____ RECORDS FOR THE EXERCISE

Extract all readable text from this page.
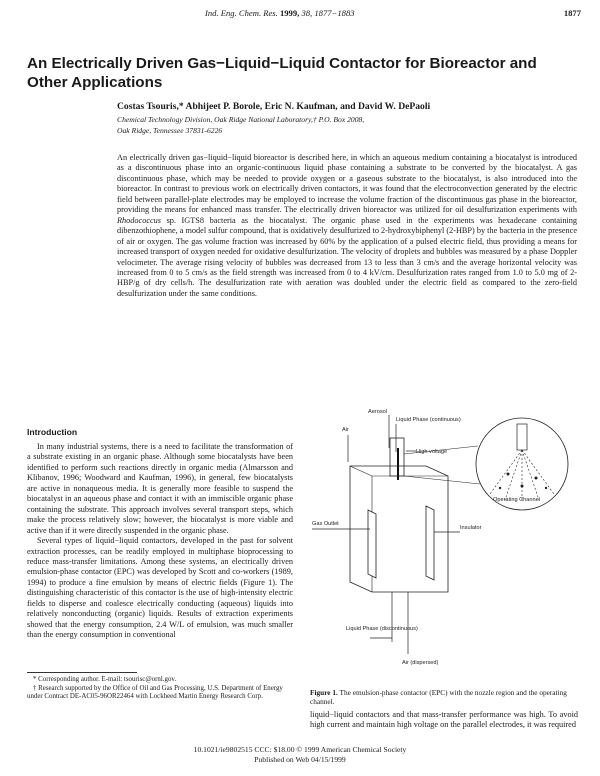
Ind. Eng. Chem. Res. 1999, 38, 1877−1883	1877
An Electrically Driven Gas−Liquid−Liquid Contactor for Bioreactor and Other Applications
Costas Tsouris,* Abhijeet P. Borole, Eric N. Kaufman, and David W. DePaoli
Chemical Technology Division, Oak Ridge National Laboratory,† P.O. Box 2008,
Oak Ridge, Tennessee 37831-6226

An electrically driven gas−liquid−liquid bioreactor is described here, in which an aqueous medium containing a biocatalyst is introduced as a discontinuous phase into an organic-continuous liquid phase containing a substrate to be converted by the biocatalyst. A gas discontinuous phase, which may be needed to provide oxygen or a gaseous substrate to the biocatalyst, is also introduced into the bioreactor. In contrast to previous work on electrically driven contactors, it was found that the electroconvection generated by the electric field between parallel-plate electrodes may be employed to increase the volume fraction of the discontinuous gas phase in the bioreactor, providing the means for enhanced mass transfer. The electrically driven bioreactor was utilized for oil desulfurization experiments with Rhodococcus sp. IGTS8 bacteria as the biocatalyst. The organic phase used in the experiments was hexadecane containing dibenzothiophene, a model sulfur compound, that is oxidatively desulfurized to 2-hydroxybiphenyl (2-HBP) by the bacteria in the presence of air or oxygen. The gas volume fraction was increased by 60% by the application of a pulsed electric field, thus providing a means for increased transport of oxygen needed for oxidative desulfurization. The velocity of droplets and bubbles was measured by a phase Doppler velocimeter. The average rising velocity of bubbles was decreased from 13 to less than 3 cm/s and the average horizontal velocity was increased from 0 to 5 cm/s as the field strength was increased from 0 to 4 kV/cm. Desulfurization rates ranged from 1.0 to 5.0 mg of 2-HBP/g of dry cells/h. The desulfurization rate with aeration was doubled under the electric field as compared to the zero-field desulfurization under the same conditions.

Introduction

In many industrial systems, there is a need to facilitate the transformation of a substrate existing in an organic phase. Although some biocatalysts have been identified to perform such reactions directly in organic media (Almarsson and Klibanov, 1996; Woodward and Kaufman, 1996), in general, few biocatalysts are active in nonaqueous media. It is generally more feasible to suspend the biocatalyst in an aqueous phase and contact it with an immiscible organic phase containing the substrate. This approach involves several transport steps, which make the process relatively slow; however, the biocatalyst is more viable and active than if it were directly suspended in the organic phase.

Several types of liquid−liquid contactors, developed in the past for solvent extraction processes, can be readily employed in multiphase bioprocessing to reduce mass-transfer limitations. Among these systems, an electrically driven emulsion-phase contactor (EPC) was developed by Scott and co-workers (1989, 1994) to produce a fine emulsion by means of electric fields (Figure 1). The distinguishing characteristic of this contactor is the use of high-intensity electric fields to disperse and coalesce electrically conducting (aqueous) liquids into relatively nonconducting (organic) liquids. Results of extraction experiments showed that the energy consumption, 2.4 W/L of emulsion, was much smaller than the energy consumption in conventional

* Corresponding author. E-mail: tsourisc@ornl.gov.

† Research supported by the Office of Oil and Gas Processing, U.S. Department of Energy under Contract DE-AC05-96OR22464 with Lockheed Martin Energy Research Corp.

Aerosol
Air
Liquid Phase (continuous)
High voltage
Gas Outlet
Insulator
Liquid Phase (discontinuous)
Air (dispersed)
Operating Channel
Figure 1. The emulsion-phase contactor (EPC) with the nozzle region and the operating channel.
liquid−liquid contactors and that mass-transfer performance was high. To avoid high current and maintain high voltage on the parallel electrodes, it was required
10.1021/ie9802515 CCC: $18.00 © 1999 American Chemical Society
Published on Web 04/15/1999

________

*HOW TO COMPLETE THIS TASK:*
Scan the listing and copy every line where the string "voltage" shows up.

*EXERCISE RESULT:*
High voltage
liquid−liquid contactors and that mass-transfer performance was high. To avoid high current and maintain high voltage on the parallel electrodes, it was required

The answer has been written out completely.